* **Short exercise**:
Copy each line in which the string "Daily" occurs.

# Start of Rows

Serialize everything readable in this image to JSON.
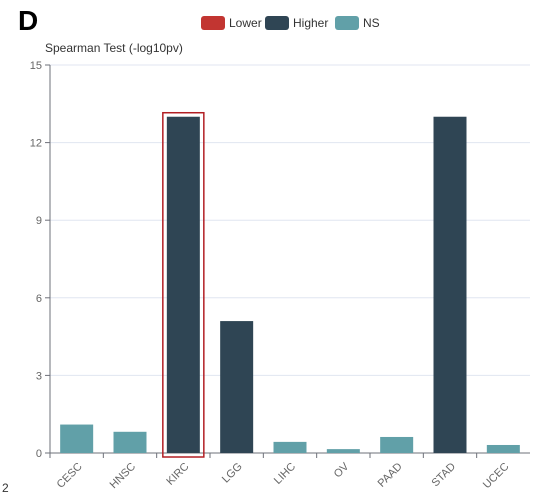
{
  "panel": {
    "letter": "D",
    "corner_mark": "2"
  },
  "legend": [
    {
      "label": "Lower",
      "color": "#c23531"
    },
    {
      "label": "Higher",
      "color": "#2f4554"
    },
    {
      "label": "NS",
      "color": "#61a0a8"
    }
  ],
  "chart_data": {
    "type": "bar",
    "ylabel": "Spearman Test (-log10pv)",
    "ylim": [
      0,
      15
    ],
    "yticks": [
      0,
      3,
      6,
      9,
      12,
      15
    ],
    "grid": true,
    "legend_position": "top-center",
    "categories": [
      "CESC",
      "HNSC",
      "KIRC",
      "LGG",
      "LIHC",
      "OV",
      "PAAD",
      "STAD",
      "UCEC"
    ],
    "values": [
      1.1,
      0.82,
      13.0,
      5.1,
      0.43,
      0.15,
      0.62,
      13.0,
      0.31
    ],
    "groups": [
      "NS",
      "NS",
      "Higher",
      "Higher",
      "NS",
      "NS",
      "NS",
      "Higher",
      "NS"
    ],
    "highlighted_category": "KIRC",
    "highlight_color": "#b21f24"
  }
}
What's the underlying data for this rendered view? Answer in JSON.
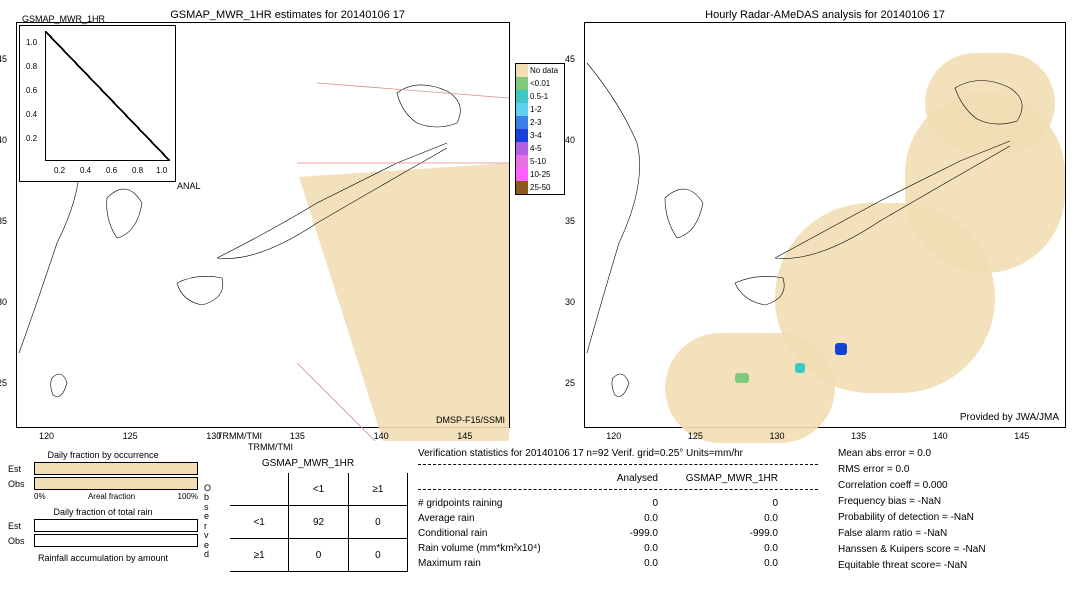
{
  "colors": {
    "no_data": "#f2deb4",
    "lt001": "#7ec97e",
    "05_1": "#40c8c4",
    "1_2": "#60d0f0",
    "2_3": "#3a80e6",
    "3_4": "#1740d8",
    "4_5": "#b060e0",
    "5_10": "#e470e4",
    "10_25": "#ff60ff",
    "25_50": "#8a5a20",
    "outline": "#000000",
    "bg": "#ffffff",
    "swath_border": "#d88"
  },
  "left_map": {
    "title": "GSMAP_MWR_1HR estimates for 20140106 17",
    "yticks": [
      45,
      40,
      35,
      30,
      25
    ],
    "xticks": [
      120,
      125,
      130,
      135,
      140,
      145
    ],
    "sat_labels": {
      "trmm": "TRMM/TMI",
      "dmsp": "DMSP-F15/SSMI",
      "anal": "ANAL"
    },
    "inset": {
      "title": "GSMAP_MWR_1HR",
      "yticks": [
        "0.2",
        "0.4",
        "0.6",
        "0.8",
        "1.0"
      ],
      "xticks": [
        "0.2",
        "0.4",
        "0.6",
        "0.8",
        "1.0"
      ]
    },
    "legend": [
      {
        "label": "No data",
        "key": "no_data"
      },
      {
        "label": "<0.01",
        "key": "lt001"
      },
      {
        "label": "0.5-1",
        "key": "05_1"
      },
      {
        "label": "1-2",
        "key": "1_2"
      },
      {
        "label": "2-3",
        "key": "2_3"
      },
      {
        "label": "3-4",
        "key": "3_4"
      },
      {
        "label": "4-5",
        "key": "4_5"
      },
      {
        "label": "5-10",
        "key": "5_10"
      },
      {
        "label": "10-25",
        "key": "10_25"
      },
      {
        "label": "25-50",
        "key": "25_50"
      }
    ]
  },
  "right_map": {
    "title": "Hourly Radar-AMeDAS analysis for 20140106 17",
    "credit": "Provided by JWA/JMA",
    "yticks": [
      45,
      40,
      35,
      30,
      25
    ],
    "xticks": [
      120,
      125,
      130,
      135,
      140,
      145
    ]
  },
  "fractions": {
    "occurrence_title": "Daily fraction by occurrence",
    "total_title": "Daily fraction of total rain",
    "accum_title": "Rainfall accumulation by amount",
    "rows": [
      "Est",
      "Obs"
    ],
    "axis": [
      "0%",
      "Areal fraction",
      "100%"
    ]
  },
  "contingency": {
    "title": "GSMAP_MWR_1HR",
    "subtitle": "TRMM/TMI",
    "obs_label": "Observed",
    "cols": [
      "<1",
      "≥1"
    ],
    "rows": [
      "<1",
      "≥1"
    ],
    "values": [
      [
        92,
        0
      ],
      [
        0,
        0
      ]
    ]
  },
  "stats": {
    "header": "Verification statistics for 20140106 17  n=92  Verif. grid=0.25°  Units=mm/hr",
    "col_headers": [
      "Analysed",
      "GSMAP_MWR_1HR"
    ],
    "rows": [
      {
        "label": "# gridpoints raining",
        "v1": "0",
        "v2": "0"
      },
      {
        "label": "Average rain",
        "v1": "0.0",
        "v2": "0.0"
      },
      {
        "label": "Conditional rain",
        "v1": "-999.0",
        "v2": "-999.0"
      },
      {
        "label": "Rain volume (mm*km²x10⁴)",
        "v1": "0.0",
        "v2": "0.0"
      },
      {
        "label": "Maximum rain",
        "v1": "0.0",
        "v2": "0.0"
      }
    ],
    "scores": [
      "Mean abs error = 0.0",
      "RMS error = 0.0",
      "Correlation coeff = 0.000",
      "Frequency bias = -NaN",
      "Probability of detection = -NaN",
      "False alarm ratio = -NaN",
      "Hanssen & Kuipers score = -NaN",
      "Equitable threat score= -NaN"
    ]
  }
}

# End of Rows
# Start of Rows

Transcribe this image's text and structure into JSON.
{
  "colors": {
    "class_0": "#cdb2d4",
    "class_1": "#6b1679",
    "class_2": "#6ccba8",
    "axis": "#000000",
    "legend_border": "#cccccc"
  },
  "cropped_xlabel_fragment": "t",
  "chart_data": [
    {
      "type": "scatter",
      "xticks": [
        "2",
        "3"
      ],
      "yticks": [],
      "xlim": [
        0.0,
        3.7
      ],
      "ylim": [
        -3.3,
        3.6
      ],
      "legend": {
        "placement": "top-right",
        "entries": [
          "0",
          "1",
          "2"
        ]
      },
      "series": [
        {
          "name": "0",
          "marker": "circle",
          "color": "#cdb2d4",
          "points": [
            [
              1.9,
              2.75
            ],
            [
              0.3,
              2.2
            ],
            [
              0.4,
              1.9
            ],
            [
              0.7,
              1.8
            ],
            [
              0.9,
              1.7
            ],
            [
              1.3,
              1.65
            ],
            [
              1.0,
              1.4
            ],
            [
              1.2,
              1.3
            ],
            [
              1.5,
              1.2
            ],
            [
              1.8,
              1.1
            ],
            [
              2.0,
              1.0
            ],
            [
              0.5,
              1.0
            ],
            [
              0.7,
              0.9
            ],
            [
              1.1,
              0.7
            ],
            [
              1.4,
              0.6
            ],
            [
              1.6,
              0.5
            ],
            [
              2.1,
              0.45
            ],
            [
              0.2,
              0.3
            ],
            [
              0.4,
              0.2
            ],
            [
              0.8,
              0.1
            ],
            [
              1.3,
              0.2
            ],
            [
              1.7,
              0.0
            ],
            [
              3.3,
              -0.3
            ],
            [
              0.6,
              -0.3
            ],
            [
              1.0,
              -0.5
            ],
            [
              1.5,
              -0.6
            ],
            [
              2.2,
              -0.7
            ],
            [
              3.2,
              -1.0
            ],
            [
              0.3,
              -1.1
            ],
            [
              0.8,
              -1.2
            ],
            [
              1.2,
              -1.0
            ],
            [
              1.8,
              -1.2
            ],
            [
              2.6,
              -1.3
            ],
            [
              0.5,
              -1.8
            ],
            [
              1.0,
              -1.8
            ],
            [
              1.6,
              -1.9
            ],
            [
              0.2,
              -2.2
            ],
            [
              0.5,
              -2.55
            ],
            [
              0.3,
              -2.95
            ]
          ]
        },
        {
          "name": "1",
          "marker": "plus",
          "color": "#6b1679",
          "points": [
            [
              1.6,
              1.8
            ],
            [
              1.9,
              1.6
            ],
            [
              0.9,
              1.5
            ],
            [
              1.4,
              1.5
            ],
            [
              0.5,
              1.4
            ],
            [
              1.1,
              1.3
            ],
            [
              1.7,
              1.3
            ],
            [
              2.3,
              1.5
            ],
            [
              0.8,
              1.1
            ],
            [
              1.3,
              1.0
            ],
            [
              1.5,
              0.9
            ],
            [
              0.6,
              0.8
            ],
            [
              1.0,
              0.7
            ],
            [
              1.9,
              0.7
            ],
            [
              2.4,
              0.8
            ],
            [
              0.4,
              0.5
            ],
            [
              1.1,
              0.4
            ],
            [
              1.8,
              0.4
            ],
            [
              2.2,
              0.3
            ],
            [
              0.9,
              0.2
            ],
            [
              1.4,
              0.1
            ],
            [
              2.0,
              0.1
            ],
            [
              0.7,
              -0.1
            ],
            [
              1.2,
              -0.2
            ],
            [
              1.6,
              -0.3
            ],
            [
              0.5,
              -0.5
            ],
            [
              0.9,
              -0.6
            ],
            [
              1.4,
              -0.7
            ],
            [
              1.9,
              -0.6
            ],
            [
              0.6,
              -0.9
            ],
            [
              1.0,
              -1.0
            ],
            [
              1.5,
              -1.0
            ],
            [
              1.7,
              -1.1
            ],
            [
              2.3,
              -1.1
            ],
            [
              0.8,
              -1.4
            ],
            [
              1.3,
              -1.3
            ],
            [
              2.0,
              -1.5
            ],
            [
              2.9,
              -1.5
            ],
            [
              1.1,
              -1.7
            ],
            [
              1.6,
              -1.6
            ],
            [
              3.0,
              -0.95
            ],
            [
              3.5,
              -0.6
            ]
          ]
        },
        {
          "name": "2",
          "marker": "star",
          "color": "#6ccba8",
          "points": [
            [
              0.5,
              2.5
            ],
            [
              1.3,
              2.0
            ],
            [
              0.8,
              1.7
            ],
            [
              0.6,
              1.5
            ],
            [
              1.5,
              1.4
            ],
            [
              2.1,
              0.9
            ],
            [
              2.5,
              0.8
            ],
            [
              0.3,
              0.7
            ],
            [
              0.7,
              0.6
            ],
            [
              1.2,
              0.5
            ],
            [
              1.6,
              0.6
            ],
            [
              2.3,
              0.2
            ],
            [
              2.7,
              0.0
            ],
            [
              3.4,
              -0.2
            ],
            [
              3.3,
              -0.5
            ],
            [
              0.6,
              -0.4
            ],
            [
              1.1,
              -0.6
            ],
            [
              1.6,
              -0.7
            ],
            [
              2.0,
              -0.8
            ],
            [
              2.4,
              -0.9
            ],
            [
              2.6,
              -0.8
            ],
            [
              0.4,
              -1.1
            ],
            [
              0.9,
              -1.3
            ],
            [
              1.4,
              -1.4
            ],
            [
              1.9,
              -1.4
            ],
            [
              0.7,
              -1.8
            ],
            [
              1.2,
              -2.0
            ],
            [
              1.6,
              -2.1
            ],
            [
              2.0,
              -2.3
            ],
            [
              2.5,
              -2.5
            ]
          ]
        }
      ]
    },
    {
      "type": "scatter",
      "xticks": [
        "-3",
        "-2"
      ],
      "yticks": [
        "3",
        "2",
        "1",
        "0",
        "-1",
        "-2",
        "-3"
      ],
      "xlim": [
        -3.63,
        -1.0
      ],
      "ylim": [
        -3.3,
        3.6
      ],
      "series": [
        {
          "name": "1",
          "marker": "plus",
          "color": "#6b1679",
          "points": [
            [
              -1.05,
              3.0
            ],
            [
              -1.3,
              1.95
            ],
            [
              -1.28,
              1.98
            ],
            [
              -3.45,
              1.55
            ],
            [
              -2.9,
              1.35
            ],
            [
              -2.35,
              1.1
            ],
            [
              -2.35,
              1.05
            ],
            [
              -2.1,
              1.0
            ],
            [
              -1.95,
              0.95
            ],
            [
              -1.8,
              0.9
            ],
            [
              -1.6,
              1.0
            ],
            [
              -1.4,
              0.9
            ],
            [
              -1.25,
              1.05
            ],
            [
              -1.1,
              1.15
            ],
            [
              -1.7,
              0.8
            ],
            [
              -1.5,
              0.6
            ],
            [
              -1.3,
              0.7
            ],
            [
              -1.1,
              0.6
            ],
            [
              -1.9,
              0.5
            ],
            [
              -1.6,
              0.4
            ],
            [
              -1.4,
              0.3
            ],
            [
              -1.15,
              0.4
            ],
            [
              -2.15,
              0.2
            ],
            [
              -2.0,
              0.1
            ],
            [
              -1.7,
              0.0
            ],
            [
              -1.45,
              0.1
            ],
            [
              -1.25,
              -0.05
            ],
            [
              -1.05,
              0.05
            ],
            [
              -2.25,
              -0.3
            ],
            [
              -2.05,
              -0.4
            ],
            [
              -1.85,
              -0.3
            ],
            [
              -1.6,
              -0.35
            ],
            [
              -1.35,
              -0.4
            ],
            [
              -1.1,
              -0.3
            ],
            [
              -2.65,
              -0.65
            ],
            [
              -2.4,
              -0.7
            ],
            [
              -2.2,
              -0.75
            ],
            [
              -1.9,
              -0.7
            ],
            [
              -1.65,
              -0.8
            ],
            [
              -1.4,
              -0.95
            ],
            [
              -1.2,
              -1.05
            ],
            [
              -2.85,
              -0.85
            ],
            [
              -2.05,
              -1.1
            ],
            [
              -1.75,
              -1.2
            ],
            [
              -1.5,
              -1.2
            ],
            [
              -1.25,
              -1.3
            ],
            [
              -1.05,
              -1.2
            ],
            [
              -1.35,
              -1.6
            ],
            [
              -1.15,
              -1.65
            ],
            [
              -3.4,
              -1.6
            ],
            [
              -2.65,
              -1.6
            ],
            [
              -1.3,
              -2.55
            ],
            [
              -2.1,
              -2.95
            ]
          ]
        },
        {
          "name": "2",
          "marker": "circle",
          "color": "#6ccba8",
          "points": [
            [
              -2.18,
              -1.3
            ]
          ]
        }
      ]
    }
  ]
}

# End of Rows

* **In response**:
    "occurrence_title": "Daily fraction by occurrence",
    "total_title": "Daily fraction of total rain",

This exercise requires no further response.